● EXERCISE DESCRIPTION:
Pick out each line of the records in which the word "profit" appears.
^^^^^^^^
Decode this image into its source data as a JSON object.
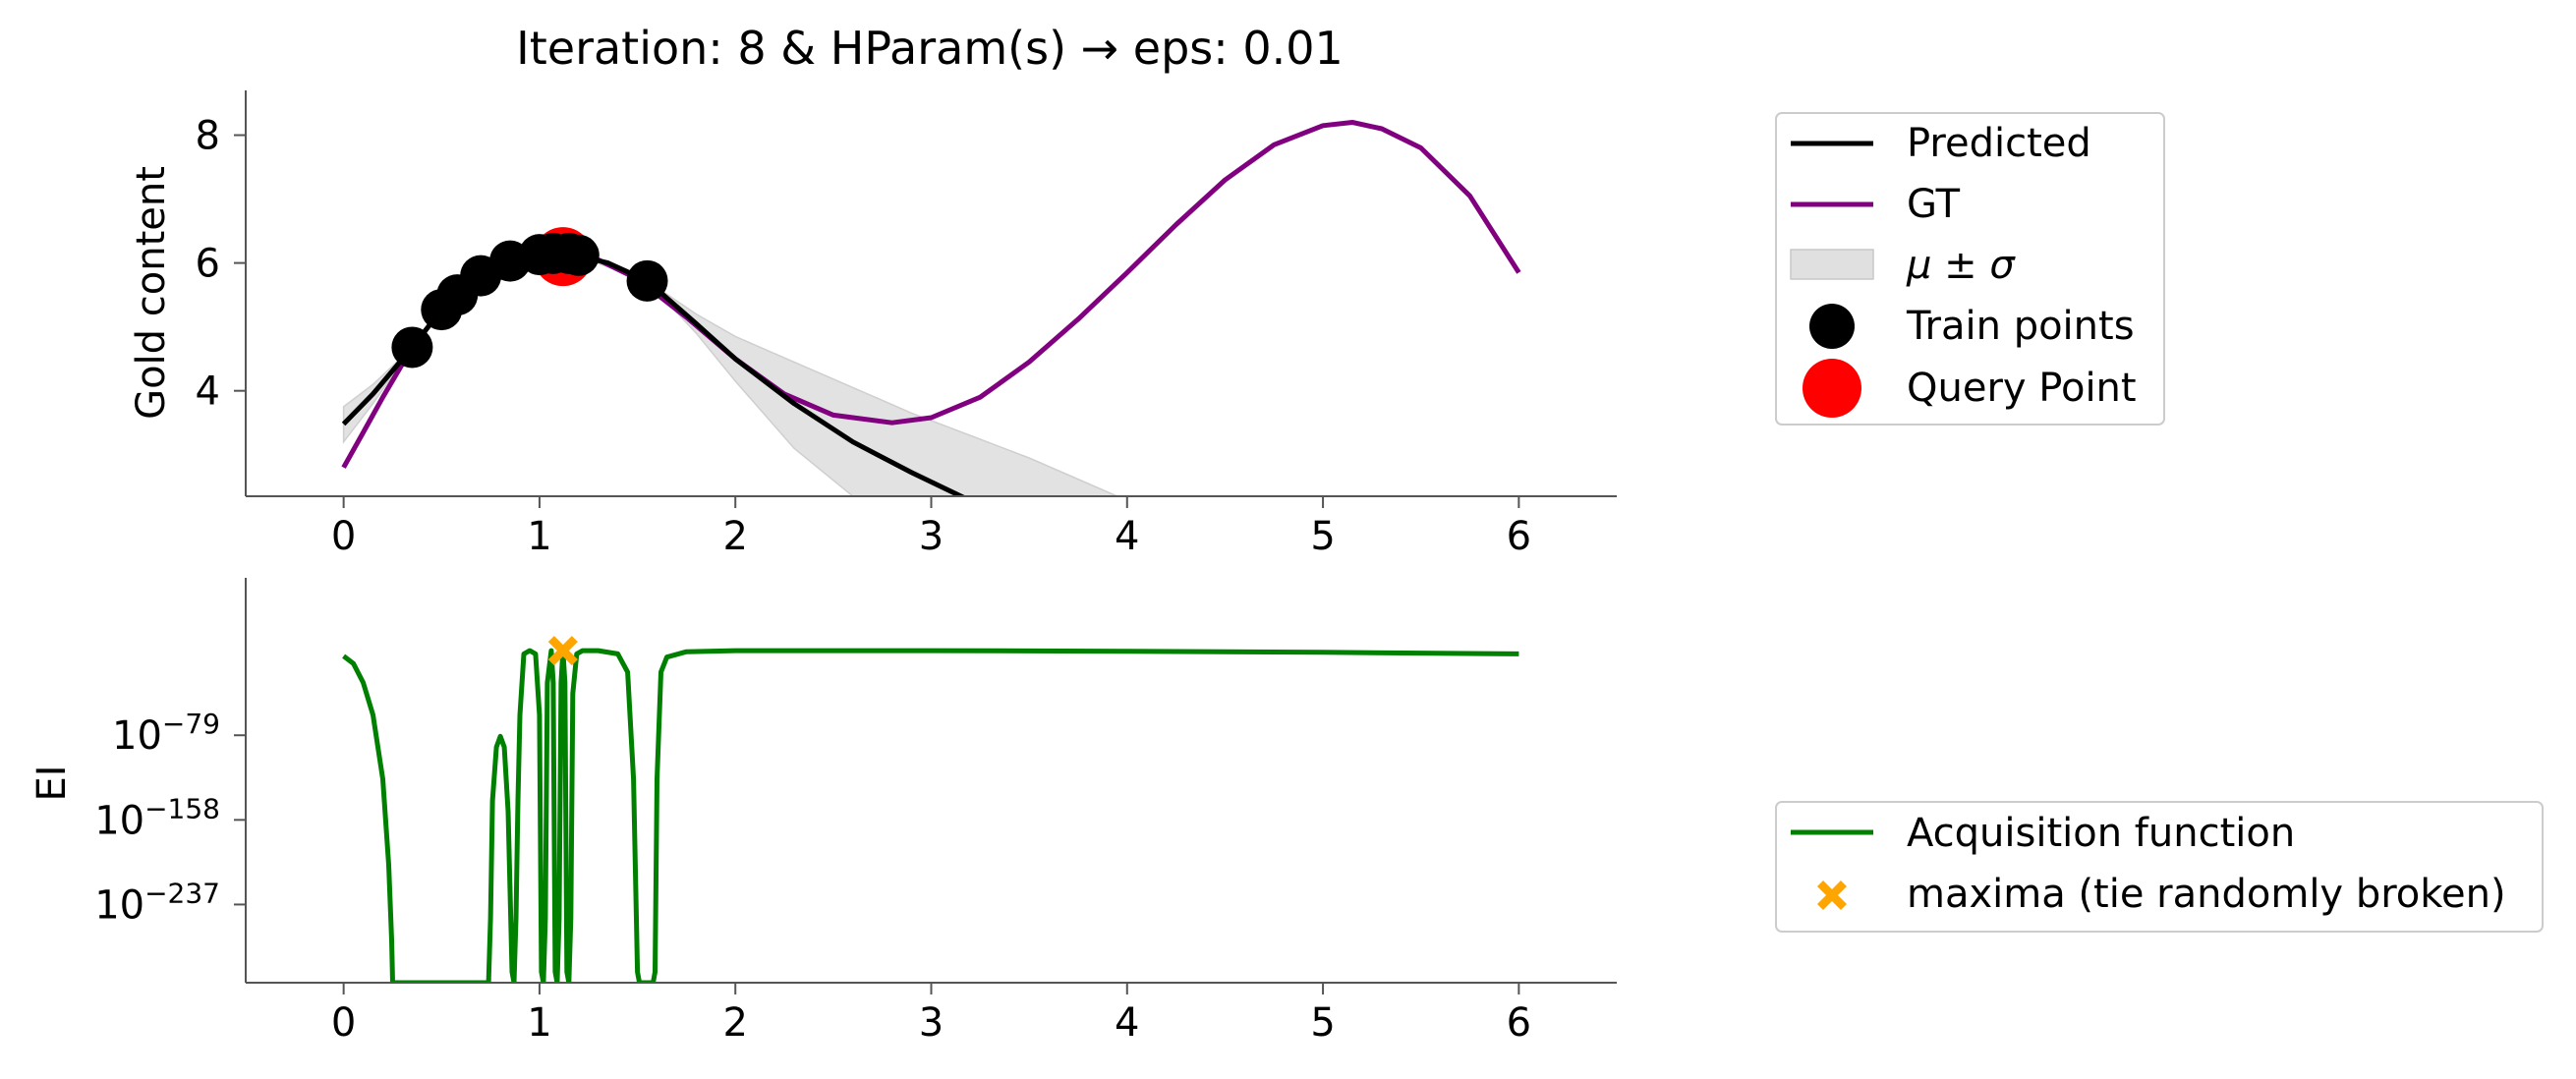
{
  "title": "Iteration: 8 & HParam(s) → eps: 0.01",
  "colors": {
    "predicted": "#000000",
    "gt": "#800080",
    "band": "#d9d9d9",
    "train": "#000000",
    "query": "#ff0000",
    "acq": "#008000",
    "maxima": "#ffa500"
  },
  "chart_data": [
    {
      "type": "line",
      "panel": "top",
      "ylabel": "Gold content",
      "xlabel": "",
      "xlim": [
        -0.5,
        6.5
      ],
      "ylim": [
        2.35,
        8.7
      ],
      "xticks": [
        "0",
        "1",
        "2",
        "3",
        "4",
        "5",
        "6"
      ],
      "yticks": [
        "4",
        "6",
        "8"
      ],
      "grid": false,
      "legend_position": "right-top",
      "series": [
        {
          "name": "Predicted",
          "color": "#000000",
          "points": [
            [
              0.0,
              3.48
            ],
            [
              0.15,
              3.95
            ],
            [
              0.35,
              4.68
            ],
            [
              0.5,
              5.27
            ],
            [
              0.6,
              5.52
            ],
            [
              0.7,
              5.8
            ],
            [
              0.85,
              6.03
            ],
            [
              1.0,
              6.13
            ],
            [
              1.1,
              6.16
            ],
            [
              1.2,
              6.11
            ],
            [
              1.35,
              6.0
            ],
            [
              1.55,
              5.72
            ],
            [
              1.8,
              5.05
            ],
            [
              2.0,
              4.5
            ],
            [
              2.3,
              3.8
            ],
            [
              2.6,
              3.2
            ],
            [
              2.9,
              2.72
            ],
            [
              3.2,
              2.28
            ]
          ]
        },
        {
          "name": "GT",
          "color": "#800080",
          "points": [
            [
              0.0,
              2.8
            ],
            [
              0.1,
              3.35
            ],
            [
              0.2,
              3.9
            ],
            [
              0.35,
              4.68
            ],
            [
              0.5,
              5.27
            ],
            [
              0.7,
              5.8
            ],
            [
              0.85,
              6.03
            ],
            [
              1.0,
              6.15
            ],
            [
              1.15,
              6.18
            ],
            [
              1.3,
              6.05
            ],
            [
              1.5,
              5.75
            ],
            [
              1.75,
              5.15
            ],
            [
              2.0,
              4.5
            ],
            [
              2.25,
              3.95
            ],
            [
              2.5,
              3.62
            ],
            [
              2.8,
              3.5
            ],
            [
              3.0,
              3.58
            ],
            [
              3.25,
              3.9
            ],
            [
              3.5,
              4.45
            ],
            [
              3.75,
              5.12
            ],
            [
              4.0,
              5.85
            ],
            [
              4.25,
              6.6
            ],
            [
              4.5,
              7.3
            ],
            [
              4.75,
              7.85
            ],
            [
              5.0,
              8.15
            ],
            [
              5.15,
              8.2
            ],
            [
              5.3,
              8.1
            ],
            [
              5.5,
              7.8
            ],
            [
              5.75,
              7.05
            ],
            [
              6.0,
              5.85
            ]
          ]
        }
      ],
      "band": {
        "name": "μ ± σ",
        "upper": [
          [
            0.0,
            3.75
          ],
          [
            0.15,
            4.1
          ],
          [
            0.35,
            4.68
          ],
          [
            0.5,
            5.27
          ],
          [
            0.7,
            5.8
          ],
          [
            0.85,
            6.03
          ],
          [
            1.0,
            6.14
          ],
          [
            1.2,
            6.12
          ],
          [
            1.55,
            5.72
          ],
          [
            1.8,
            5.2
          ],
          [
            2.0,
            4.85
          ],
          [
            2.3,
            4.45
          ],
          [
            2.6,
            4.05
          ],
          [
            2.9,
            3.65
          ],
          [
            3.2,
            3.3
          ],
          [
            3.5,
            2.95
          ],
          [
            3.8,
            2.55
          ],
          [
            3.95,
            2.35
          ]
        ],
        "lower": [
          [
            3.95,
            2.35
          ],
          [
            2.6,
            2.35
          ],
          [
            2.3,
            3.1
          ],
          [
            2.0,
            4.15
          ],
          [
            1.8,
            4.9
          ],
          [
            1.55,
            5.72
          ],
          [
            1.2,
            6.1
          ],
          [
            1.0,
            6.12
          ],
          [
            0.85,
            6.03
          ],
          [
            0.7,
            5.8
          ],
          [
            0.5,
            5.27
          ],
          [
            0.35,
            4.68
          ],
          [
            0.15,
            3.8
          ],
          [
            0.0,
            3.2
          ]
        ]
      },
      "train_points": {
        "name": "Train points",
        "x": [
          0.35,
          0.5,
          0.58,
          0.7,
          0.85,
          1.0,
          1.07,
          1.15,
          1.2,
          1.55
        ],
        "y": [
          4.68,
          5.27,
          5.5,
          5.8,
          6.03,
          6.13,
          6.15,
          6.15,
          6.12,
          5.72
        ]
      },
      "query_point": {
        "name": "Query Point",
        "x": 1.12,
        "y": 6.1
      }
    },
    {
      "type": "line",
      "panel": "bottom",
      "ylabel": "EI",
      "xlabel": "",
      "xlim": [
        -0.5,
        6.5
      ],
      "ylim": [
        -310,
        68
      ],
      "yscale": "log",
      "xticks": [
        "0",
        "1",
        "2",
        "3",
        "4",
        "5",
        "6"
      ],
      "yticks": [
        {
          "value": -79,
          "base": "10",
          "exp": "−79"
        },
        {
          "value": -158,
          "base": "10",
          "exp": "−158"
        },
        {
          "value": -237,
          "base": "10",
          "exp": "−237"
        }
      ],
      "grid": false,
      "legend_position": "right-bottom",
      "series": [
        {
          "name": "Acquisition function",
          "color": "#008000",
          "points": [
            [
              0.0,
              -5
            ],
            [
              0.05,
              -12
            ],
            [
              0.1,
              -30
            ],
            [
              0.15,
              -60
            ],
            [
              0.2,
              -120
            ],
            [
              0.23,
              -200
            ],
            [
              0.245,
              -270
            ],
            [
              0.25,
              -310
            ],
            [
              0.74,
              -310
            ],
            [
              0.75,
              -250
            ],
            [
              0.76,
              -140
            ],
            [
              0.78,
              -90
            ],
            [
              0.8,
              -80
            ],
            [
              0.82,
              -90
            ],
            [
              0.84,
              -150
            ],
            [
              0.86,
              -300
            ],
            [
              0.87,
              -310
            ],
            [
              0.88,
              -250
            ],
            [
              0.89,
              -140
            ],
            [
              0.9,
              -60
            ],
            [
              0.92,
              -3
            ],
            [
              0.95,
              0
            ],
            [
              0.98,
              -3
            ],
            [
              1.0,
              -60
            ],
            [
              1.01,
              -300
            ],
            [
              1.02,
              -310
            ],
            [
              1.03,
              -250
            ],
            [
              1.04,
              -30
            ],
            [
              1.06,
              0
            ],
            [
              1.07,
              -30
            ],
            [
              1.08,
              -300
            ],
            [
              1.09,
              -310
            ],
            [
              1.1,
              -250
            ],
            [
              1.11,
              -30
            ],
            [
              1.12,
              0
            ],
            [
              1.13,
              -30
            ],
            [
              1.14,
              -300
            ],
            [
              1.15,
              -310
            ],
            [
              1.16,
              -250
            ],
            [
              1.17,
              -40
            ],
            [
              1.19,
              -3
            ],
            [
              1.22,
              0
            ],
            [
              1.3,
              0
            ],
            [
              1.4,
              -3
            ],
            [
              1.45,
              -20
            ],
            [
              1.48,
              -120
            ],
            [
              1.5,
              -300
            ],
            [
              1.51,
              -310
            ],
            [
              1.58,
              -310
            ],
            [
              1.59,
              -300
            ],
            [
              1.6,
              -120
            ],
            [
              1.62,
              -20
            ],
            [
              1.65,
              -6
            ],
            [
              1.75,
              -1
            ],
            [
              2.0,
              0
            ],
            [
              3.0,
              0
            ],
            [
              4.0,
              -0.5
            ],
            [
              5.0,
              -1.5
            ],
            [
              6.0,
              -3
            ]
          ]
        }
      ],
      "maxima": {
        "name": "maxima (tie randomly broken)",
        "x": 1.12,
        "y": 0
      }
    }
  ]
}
^^^^^^^^
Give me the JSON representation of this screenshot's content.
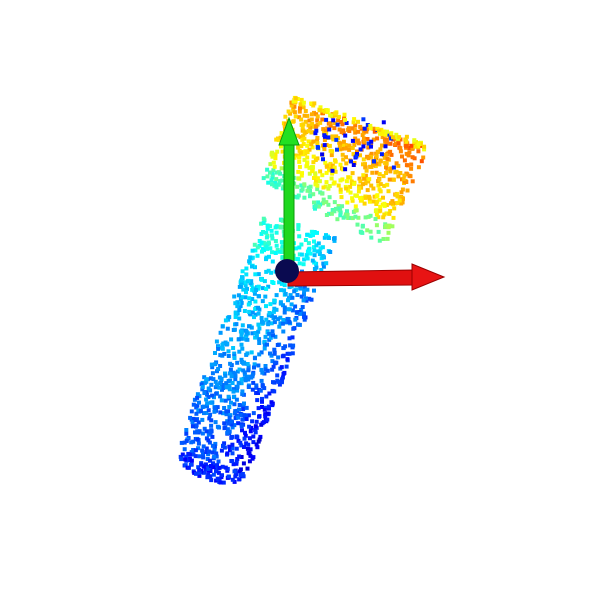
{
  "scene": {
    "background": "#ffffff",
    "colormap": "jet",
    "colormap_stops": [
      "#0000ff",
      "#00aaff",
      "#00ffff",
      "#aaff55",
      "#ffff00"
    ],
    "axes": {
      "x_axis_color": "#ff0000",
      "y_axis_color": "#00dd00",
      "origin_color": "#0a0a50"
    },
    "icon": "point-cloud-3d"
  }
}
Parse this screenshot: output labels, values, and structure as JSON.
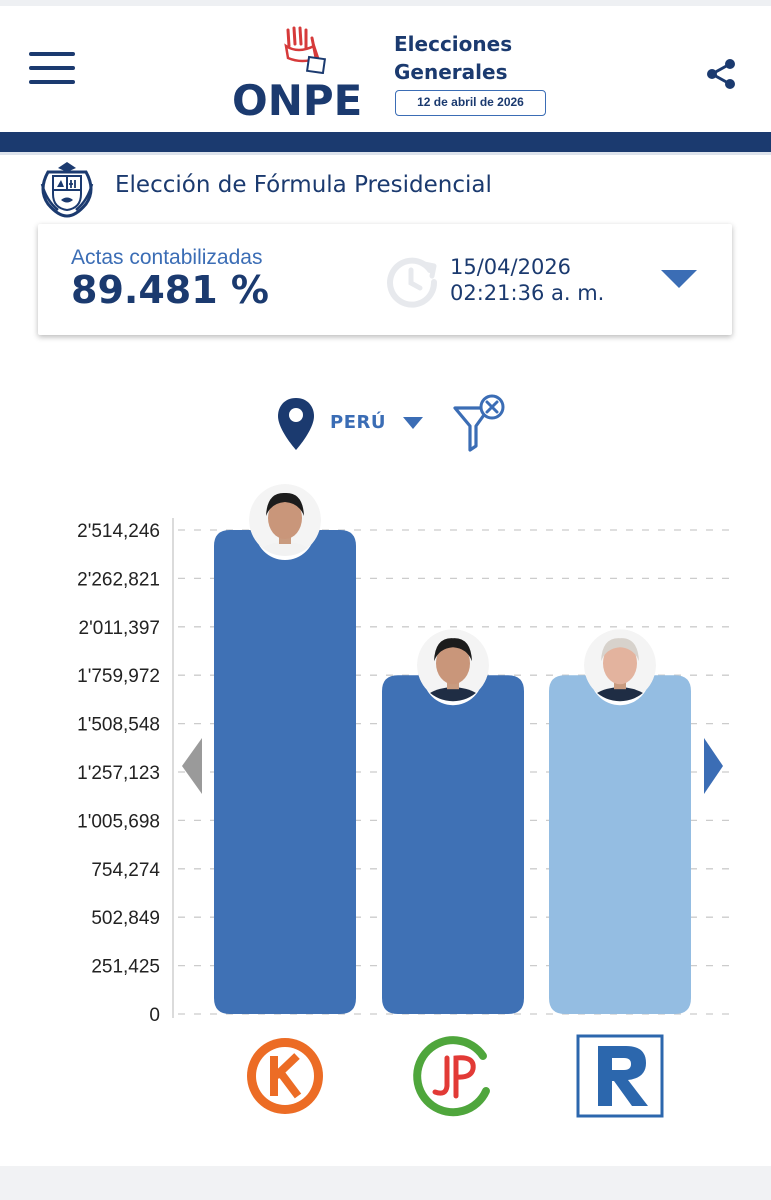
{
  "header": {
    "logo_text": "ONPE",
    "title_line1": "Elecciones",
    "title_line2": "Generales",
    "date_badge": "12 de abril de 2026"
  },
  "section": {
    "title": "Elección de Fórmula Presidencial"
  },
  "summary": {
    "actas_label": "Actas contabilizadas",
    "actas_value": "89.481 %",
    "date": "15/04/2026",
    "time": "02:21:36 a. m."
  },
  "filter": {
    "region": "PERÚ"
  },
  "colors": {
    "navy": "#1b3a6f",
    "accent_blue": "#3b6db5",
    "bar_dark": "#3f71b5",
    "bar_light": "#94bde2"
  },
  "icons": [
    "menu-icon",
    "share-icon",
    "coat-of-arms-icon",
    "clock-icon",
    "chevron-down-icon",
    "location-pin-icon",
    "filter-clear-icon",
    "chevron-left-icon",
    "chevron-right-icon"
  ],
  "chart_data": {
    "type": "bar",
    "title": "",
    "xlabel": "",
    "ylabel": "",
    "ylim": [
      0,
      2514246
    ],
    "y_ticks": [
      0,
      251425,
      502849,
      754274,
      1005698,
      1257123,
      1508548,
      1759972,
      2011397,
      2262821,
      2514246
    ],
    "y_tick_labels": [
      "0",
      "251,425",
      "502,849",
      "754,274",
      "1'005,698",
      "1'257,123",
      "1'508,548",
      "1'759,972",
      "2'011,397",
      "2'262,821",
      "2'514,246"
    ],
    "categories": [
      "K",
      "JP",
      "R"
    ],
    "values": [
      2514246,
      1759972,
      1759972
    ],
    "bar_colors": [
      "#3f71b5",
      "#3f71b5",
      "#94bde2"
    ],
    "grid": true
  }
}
^^^^^^^^
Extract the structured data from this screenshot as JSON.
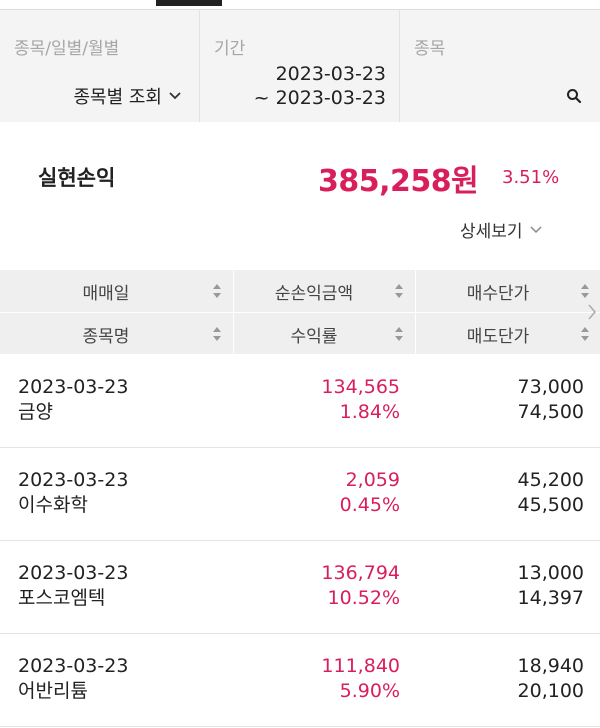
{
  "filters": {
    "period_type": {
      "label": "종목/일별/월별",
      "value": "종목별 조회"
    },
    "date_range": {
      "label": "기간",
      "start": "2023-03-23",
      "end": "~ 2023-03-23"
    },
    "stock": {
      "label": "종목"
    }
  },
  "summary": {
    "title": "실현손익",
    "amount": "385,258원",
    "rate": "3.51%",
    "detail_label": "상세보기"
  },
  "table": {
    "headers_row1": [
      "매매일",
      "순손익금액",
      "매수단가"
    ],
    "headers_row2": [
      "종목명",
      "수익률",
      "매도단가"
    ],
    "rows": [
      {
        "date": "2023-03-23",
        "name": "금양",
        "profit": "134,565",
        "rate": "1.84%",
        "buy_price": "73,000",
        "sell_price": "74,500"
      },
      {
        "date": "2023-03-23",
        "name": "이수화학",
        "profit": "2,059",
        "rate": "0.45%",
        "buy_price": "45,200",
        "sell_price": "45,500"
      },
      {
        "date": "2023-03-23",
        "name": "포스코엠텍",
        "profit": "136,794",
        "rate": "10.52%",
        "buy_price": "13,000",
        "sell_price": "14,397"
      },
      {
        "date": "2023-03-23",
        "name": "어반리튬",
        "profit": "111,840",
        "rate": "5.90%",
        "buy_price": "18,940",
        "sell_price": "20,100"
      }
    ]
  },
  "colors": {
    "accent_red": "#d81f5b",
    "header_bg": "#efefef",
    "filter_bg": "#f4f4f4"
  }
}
^^^^^^^^
● TASK OUTPUT:
        "profit": "134,565",
        "profit": "2,059",
        "profit": "136,794",
        "profit": "111,840",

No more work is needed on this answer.